> Exercise directions
Quote the entries word for word. Omit the pictures.

> Records provided

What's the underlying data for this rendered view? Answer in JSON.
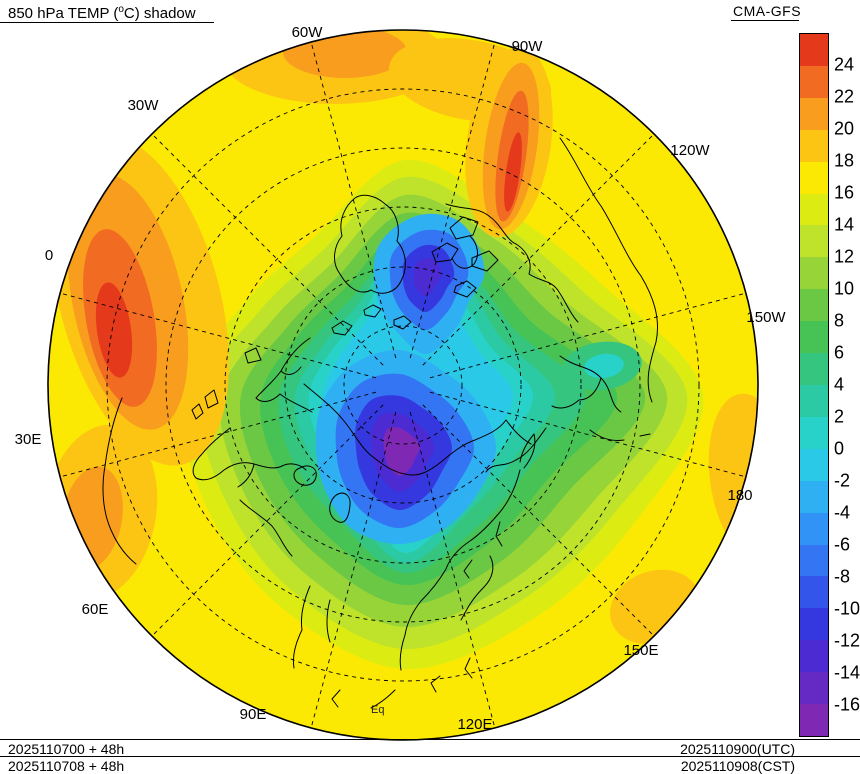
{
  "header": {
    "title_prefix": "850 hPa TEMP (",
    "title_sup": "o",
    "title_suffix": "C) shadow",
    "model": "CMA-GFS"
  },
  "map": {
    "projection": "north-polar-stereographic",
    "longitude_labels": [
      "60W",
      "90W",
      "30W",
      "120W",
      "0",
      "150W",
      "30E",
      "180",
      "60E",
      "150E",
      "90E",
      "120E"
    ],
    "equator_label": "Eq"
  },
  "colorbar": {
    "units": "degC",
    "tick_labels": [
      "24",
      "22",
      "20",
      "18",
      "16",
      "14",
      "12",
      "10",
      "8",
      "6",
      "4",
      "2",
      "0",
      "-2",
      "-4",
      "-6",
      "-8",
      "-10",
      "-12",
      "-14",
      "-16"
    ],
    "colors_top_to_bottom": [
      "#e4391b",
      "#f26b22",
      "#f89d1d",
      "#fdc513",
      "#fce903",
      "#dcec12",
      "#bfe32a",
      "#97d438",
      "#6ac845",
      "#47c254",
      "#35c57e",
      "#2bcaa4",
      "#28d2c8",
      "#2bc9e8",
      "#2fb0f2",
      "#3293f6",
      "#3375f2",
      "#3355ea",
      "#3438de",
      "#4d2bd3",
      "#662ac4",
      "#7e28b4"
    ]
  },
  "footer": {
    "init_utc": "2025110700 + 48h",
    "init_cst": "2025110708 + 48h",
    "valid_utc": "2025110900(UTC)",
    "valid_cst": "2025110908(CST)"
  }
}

> The reply
What's the underlying data for this rendered view? Answer in JSON.
{
  "header": {
    "title_prefix": "850 hPa TEMP (",
    "title_sup": "o",
    "title_suffix": "C) shadow",
    "model": "CMA-GFS"
  },
  "map": {
    "projection": "north-polar-stereographic",
    "longitude_labels": [
      "60W",
      "90W",
      "30W",
      "120W",
      "0",
      "150W",
      "30E",
      "180",
      "60E",
      "150E",
      "90E",
      "120E"
    ],
    "equator_label": "Eq"
  },
  "colorbar": {
    "units": "degC",
    "tick_labels": [
      "24",
      "22",
      "20",
      "18",
      "16",
      "14",
      "12",
      "10",
      "8",
      "6",
      "4",
      "2",
      "0",
      "-2",
      "-4",
      "-6",
      "-8",
      "-10",
      "-12",
      "-14",
      "-16"
    ],
    "colors_top_to_bottom": [
      "#e4391b",
      "#f26b22",
      "#f89d1d",
      "#fdc513",
      "#fce903",
      "#dcec12",
      "#bfe32a",
      "#97d438",
      "#6ac845",
      "#47c254",
      "#35c57e",
      "#2bcaa4",
      "#28d2c8",
      "#2bc9e8",
      "#2fb0f2",
      "#3293f6",
      "#3375f2",
      "#3355ea",
      "#3438de",
      "#4d2bd3",
      "#662ac4",
      "#7e28b4"
    ]
  },
  "footer": {
    "init_utc": "2025110700 + 48h",
    "init_cst": "2025110708 + 48h",
    "valid_utc": "2025110900(UTC)",
    "valid_cst": "2025110908(CST)"
  }
}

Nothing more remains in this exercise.